### Records to use
_ _ _
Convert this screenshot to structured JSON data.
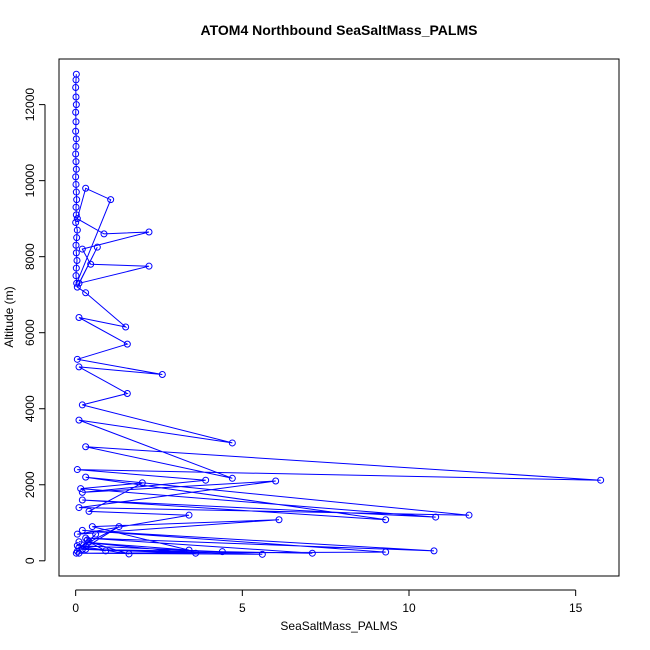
{
  "chart_data": {
    "type": "line",
    "title": "ATOM4 Northbound SeaSaltMass_PALMS",
    "xlabel": "SeaSaltMass_PALMS",
    "ylabel": "Altitude (m)",
    "xlim": [
      -0.5,
      16.3
    ],
    "ylim": [
      -400,
      13200
    ],
    "xticks": [
      0,
      5,
      10,
      15
    ],
    "yticks": [
      0,
      2000,
      4000,
      6000,
      8000,
      10000,
      12000
    ],
    "x_tick_labels": [
      "0",
      "5",
      "10",
      "15"
    ],
    "y_tick_labels": [
      "0",
      "2000",
      "4000",
      "6000",
      "8000",
      "10000",
      "12000"
    ],
    "color": "#0000ff",
    "marker": "open-circle",
    "series": [
      {
        "x": [
          0.02,
          0.01,
          0.0,
          0.01,
          0.02,
          0.0,
          0.01,
          0.0,
          0.02,
          0.01,
          0.0,
          0.01,
          0.02,
          0.0,
          0.01,
          0.02,
          0.03,
          0.01,
          0.02,
          0.0,
          0.05,
          0.03,
          0.01,
          0.02,
          0.04,
          0.02,
          0.01,
          0.03,
          1.05,
          0.3,
          0.05,
          0.85,
          2.2,
          0.2,
          0.45,
          2.2,
          0.1,
          0.65,
          0.05,
          0.3,
          1.5,
          0.1,
          1.55,
          0.05,
          2.6,
          0.1,
          1.55,
          0.2,
          4.7,
          0.1,
          4.7,
          0.3,
          15.75,
          0.05,
          3.9,
          0.2,
          6.0,
          0.1,
          11.8,
          0.3,
          9.3,
          0.2,
          10.8,
          0.15,
          2.0,
          0.4,
          3.4,
          0.05,
          6.1,
          0.5,
          3.4,
          0.1,
          3.6,
          0.2,
          7.1,
          0.3,
          10.75,
          0.2,
          9.3,
          0.1,
          5.6,
          0.3,
          4.4,
          0.05,
          1.6,
          0.4,
          0.9,
          0.1,
          1.3,
          0.2,
          0.6,
          0.05,
          0.35,
          0.02
        ],
        "y": [
          12800,
          12650,
          12450,
          12200,
          12000,
          11800,
          11550,
          11300,
          11100,
          10900,
          10700,
          10500,
          10300,
          10100,
          9900,
          9700,
          9500,
          9300,
          9100,
          8900,
          8700,
          8500,
          8300,
          8100,
          7900,
          7700,
          7500,
          7300,
          9500,
          9800,
          9000,
          8600,
          8650,
          8200,
          7800,
          7750,
          7300,
          8250,
          7200,
          7050,
          6150,
          6400,
          5700,
          5300,
          4900,
          5100,
          4400,
          4100,
          3100,
          3700,
          2170,
          3000,
          2120,
          2400,
          2120,
          1800,
          2100,
          1400,
          1200,
          2200,
          1080,
          1600,
          1150,
          1900,
          2050,
          1300,
          1200,
          700,
          1080,
          900,
          280,
          500,
          200,
          300,
          200,
          600,
          260,
          800,
          230,
          200,
          170,
          300,
          240,
          400,
          180,
          500,
          260,
          350,
          900,
          300,
          700,
          250,
          550,
          200
        ]
      }
    ]
  }
}
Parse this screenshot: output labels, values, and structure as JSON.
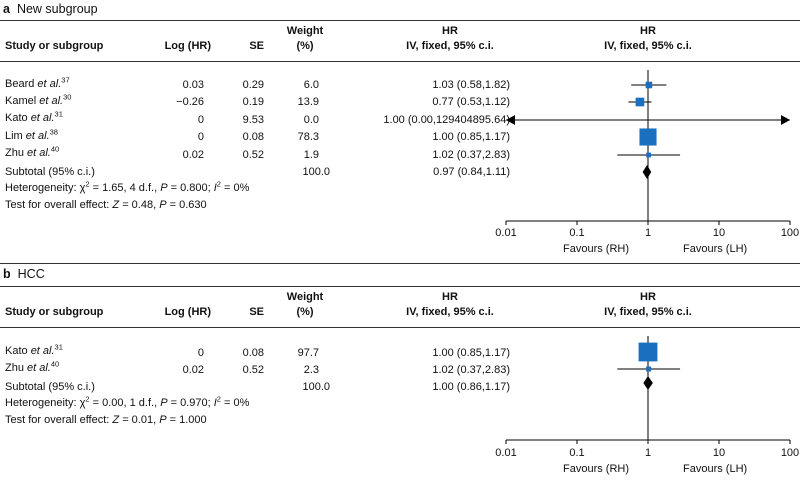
{
  "chart_data": [
    {
      "type": "forest",
      "panel": "a",
      "title": "New subgroup",
      "columns": {
        "study": "Study or subgroup",
        "loghr": "Log (HR)",
        "se": "SE",
        "weight_top": "Weight",
        "weight_bottom": "(%)",
        "hr_top": "HR",
        "hr_bottom": "IV, fixed, 95% c.i.",
        "plot_top": "HR",
        "plot_bottom": "IV, fixed, 95% c.i."
      },
      "studies": [
        {
          "name": "Beard ",
          "etal": "et al.",
          "ref": "37",
          "loghr": "0.03",
          "se": "0.29",
          "weight": "6.0",
          "hr_text": "1.03 (0.58,1.82)",
          "hr": 1.03,
          "lo": 0.58,
          "hi": 1.82,
          "w": 6.0
        },
        {
          "name": "Kamel ",
          "etal": "et al.",
          "ref": "30",
          "loghr": "−0.26",
          "se": "0.19",
          "weight": "13.9",
          "hr_text": "0.77 (0.53,1.12)",
          "hr": 0.77,
          "lo": 0.53,
          "hi": 1.12,
          "w": 13.9
        },
        {
          "name": "Kato ",
          "etal": "et al.",
          "ref": "31",
          "loghr": "0",
          "se": "9.53",
          "weight": "0.0",
          "hr_text": "1.00 (0.00,129404895.64)",
          "hr": 1.0,
          "lo": 0.0,
          "hi": 129404895.64,
          "w": 0.0
        },
        {
          "name": "Lim ",
          "etal": "et al.",
          "ref": "38",
          "loghr": "0",
          "se": "0.08",
          "weight": "78.3",
          "hr_text": "1.00 (0.85,1.17)",
          "hr": 1.0,
          "lo": 0.85,
          "hi": 1.17,
          "w": 78.3
        },
        {
          "name": "Zhu ",
          "etal": "et al.",
          "ref": "40",
          "loghr": "0.02",
          "se": "0.52",
          "weight": "1.9",
          "hr_text": "1.02 (0.37,2.83)",
          "hr": 1.02,
          "lo": 0.37,
          "hi": 2.83,
          "w": 1.9
        }
      ],
      "subtotal": {
        "label": "Subtotal (95% c.i.)",
        "weight": "100.0",
        "hr_text": "0.97 (0.84,1.11)",
        "hr": 0.97,
        "lo": 0.84,
        "hi": 1.11
      },
      "heterogeneity": {
        "prefix": "Heterogeneity: χ",
        "sup": "2",
        "mid": " = 1.65, 4 d.f., ",
        "p_label": "P",
        "p_value": " = 0.800; ",
        "i_label": "I",
        "i_sup": "2",
        "i_value": " = 0%"
      },
      "overall_effect": {
        "prefix": "Test for overall effect: ",
        "z_label": "Z",
        "z_value": " = 0.48, ",
        "p_label": "P",
        "p_value": " = 0.630"
      },
      "axis": {
        "scale": "log",
        "ticks": [
          0.01,
          0.1,
          1,
          10,
          100
        ],
        "tick_labels": [
          "0.01",
          "0.1",
          "1",
          "10",
          "100"
        ],
        "xlim": [
          0.01,
          100
        ],
        "favours_left": "Favours (RH)",
        "favours_right": "Favours (LH)"
      }
    },
    {
      "type": "forest",
      "panel": "b",
      "title": "HCC",
      "columns": {
        "study": "Study or subgroup",
        "loghr": "Log (HR)",
        "se": "SE",
        "weight_top": "Weight",
        "weight_bottom": "(%)",
        "hr_top": "HR",
        "hr_bottom": "IV, fixed, 95% c.i.",
        "plot_top": "HR",
        "plot_bottom": "IV, fixed, 95% c.i."
      },
      "studies": [
        {
          "name": "Kato ",
          "etal": "et al.",
          "ref": "31",
          "loghr": "0",
          "se": "0.08",
          "weight": "97.7",
          "hr_text": "1.00 (0.85,1.17)",
          "hr": 1.0,
          "lo": 0.85,
          "hi": 1.17,
          "w": 97.7
        },
        {
          "name": "Zhu ",
          "etal": "et al.",
          "ref": "40",
          "loghr": "0.02",
          "se": "0.52",
          "weight": "2.3",
          "hr_text": "1.02 (0.37,2.83)",
          "hr": 1.02,
          "lo": 0.37,
          "hi": 2.83,
          "w": 2.3
        }
      ],
      "subtotal": {
        "label": "Subtotal (95% c.i.)",
        "weight": "100.0",
        "hr_text": "1.00 (0.86,1.17)",
        "hr": 1.0,
        "lo": 0.86,
        "hi": 1.17
      },
      "heterogeneity": {
        "prefix": "Heterogeneity: χ",
        "sup": "2",
        "mid": " = 0.00, 1 d.f., ",
        "p_label": "P",
        "p_value": " = 0.970; ",
        "i_label": "I",
        "i_sup": "2",
        "i_value": " = 0%"
      },
      "overall_effect": {
        "prefix": "Test for overall effect: ",
        "z_label": "Z",
        "z_value": " = 0.01, ",
        "p_label": "P",
        "p_value": " = 1.000"
      },
      "axis": {
        "scale": "log",
        "ticks": [
          0.01,
          0.1,
          1,
          10,
          100
        ],
        "tick_labels": [
          "0.01",
          "0.1",
          "1",
          "10",
          "100"
        ],
        "xlim": [
          0.01,
          100
        ],
        "favours_left": "Favours (RH)",
        "favours_right": "Favours (LH)"
      }
    }
  ],
  "colors": {
    "marker": "#1b6fbf",
    "line": "#000000",
    "rule": "#333333"
  }
}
_ _ _
### Task details
Filter the records down to the lines that contain the string "this", and copy those lines.

### Result below
Convert this screenshot to structured JSON data.
Parse this screenshot: output labels, values, and structure as JSON.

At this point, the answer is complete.